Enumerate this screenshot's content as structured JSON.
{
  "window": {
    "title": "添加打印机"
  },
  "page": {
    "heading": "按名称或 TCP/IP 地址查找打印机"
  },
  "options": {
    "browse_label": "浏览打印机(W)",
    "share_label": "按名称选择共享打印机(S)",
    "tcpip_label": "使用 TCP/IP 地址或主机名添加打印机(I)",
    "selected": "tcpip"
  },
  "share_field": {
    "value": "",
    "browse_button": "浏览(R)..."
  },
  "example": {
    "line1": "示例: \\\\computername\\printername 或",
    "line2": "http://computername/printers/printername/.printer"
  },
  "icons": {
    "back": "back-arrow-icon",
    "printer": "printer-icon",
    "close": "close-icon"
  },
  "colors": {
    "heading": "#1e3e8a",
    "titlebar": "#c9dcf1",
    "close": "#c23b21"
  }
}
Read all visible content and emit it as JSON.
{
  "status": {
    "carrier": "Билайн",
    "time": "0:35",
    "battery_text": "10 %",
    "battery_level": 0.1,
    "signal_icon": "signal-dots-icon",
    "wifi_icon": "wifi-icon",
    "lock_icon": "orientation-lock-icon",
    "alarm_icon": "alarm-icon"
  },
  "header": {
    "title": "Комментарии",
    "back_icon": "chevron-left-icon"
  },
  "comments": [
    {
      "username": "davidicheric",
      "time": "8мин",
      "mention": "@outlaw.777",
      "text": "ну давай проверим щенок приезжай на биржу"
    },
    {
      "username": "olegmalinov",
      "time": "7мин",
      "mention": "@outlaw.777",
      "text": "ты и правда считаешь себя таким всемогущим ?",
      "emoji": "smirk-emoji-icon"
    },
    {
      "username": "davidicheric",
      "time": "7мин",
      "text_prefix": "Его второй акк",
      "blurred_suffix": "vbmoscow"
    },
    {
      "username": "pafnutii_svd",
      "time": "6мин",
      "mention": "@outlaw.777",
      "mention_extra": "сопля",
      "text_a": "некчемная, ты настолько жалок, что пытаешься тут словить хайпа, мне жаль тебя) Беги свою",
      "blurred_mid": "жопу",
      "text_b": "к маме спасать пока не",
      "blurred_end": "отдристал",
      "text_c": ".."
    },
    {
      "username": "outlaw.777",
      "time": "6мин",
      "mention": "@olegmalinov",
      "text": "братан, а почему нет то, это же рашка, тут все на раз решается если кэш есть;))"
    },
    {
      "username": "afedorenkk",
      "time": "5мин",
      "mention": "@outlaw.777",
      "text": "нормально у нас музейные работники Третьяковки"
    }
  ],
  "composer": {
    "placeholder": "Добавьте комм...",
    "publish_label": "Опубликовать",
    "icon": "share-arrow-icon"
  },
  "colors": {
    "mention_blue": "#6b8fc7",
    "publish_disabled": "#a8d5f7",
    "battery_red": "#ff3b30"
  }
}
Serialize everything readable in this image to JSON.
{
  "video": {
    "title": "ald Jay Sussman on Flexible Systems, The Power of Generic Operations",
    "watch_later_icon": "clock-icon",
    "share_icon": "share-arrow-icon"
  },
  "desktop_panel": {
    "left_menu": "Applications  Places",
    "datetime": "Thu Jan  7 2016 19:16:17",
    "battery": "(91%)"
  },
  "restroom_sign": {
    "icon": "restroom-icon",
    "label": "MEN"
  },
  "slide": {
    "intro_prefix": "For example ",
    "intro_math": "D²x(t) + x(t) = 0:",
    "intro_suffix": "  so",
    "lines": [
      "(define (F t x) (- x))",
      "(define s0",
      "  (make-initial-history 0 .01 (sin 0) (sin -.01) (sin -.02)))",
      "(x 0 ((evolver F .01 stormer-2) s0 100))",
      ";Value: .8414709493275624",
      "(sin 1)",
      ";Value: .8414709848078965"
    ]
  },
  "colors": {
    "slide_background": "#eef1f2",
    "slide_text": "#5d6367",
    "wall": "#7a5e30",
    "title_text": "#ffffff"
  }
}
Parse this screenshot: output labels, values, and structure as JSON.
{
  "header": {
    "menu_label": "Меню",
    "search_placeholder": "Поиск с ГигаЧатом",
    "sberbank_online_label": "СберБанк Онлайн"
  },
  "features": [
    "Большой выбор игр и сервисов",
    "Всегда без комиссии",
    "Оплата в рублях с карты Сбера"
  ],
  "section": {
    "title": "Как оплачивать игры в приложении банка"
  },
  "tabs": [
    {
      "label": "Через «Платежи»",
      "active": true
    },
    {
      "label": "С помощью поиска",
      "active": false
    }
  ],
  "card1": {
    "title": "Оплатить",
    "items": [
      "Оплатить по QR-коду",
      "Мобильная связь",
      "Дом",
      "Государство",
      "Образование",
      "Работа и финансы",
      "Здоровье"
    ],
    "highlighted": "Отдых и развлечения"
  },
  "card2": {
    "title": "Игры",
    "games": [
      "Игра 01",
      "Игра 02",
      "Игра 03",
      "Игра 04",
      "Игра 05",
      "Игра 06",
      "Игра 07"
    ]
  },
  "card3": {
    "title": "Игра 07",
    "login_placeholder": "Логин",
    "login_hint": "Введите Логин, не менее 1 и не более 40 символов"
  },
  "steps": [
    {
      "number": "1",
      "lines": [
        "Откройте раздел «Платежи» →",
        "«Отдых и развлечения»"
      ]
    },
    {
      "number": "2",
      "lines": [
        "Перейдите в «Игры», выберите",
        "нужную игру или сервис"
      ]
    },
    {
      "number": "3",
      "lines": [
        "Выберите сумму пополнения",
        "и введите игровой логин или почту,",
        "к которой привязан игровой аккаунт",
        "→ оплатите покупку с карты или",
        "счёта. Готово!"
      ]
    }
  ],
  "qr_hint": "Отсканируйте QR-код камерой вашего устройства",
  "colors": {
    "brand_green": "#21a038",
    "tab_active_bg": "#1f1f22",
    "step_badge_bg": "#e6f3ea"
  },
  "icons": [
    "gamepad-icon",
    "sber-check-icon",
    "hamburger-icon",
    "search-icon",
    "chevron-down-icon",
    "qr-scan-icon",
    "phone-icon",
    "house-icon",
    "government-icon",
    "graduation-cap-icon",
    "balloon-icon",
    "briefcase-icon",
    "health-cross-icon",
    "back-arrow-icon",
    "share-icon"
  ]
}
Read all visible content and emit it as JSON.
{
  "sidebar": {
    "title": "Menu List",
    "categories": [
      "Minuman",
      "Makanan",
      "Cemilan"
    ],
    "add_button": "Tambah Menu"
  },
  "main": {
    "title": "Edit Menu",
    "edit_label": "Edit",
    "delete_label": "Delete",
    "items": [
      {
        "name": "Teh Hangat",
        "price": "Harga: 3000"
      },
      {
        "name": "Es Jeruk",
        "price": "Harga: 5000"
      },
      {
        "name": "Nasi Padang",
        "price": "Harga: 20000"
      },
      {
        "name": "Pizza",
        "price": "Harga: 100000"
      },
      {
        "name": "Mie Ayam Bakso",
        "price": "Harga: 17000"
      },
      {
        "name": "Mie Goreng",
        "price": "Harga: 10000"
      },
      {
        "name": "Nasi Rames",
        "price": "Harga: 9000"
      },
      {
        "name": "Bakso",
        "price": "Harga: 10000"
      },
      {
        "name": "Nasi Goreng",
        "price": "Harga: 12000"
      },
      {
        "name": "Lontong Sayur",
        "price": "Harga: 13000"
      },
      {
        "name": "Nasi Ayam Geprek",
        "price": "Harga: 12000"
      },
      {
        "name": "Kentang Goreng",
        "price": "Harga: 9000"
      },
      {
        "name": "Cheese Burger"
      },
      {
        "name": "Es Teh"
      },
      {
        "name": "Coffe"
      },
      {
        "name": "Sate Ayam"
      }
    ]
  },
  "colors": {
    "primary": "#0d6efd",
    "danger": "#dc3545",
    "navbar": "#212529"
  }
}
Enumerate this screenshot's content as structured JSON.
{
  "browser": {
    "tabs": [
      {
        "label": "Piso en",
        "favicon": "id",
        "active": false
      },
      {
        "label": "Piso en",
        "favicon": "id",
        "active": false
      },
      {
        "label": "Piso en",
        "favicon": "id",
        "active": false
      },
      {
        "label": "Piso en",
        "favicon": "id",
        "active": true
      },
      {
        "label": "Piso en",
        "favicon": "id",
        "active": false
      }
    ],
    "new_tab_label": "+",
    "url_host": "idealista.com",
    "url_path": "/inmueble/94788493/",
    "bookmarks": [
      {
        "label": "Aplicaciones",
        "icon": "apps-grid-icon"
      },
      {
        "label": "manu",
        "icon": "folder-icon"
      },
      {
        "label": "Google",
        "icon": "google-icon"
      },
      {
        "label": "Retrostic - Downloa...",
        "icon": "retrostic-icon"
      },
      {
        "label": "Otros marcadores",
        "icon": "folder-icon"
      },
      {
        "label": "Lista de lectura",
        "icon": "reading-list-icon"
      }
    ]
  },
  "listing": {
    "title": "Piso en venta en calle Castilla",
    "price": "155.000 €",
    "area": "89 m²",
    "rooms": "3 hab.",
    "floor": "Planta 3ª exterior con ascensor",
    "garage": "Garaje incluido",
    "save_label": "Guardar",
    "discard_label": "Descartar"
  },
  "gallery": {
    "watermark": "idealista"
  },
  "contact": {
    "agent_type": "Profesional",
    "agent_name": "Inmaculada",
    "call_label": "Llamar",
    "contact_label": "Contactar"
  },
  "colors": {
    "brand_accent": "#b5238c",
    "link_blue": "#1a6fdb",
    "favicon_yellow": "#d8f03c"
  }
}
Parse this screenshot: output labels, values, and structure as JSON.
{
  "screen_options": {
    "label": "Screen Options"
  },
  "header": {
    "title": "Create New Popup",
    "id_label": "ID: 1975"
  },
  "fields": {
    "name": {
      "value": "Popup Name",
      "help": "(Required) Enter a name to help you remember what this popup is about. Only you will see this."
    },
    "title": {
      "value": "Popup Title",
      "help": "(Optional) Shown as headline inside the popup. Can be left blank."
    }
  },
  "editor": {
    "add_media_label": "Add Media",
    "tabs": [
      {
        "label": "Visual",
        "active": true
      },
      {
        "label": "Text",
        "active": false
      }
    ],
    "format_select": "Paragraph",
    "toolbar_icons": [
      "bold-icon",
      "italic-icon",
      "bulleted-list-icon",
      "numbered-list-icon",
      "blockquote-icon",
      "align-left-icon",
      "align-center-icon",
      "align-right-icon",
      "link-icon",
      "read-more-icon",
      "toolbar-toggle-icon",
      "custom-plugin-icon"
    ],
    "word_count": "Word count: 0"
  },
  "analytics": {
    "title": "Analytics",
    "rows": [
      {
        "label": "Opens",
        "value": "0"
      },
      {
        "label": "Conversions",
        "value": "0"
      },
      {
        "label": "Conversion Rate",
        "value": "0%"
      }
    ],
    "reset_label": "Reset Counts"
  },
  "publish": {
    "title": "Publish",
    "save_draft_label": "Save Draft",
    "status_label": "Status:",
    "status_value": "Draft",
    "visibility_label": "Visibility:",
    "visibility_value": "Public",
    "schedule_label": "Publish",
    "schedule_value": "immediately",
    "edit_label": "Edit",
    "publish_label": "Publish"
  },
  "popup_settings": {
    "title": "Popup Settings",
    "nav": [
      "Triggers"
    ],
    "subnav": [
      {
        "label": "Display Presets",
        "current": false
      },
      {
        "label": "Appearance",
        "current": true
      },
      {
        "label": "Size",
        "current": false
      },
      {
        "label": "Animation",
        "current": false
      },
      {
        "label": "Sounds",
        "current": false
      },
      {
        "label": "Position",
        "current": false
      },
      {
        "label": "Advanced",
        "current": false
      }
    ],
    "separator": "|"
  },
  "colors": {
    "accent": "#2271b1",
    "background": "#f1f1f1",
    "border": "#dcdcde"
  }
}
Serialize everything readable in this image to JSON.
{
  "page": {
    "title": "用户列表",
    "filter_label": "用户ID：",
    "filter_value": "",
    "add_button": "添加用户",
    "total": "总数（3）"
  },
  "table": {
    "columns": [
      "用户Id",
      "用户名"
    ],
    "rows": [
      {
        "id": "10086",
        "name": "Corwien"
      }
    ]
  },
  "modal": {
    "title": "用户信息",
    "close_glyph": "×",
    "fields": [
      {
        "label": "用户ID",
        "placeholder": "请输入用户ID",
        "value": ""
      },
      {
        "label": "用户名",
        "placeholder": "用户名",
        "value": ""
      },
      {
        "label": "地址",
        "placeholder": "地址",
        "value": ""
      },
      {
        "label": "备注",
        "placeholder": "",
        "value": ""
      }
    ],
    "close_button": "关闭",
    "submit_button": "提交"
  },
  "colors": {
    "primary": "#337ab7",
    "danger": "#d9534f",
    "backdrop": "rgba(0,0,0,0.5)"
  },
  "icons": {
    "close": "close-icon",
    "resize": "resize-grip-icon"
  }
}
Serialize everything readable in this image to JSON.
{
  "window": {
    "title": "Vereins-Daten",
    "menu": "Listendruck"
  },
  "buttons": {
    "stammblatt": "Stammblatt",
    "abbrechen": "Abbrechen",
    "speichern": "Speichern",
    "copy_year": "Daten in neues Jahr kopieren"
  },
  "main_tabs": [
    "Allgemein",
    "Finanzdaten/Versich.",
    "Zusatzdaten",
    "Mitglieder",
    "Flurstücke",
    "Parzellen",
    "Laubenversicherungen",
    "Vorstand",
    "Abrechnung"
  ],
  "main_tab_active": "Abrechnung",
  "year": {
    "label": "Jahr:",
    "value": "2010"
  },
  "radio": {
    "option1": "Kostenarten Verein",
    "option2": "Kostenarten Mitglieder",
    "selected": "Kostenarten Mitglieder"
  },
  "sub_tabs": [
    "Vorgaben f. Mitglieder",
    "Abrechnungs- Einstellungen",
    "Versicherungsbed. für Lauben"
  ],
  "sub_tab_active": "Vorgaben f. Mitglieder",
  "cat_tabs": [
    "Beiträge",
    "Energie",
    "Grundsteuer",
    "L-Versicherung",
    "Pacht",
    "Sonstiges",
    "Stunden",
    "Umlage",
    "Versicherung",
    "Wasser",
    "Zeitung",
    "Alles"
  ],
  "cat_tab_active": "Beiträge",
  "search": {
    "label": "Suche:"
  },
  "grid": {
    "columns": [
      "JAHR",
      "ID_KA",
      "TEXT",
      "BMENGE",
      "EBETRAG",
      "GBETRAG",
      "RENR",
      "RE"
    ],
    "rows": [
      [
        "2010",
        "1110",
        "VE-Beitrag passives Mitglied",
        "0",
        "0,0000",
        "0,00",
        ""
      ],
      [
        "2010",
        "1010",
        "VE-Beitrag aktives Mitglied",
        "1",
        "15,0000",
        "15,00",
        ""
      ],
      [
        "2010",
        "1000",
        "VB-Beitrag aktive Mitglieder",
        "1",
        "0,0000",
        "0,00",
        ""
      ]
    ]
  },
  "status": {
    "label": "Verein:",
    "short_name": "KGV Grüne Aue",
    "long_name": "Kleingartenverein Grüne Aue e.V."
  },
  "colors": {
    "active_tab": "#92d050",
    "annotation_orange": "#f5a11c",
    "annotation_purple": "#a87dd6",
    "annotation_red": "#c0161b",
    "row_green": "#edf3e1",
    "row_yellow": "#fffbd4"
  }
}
------------------------------------------------------------
*The task*: Report the number of lines that contain "selected", with no other words.

*Reply*: 2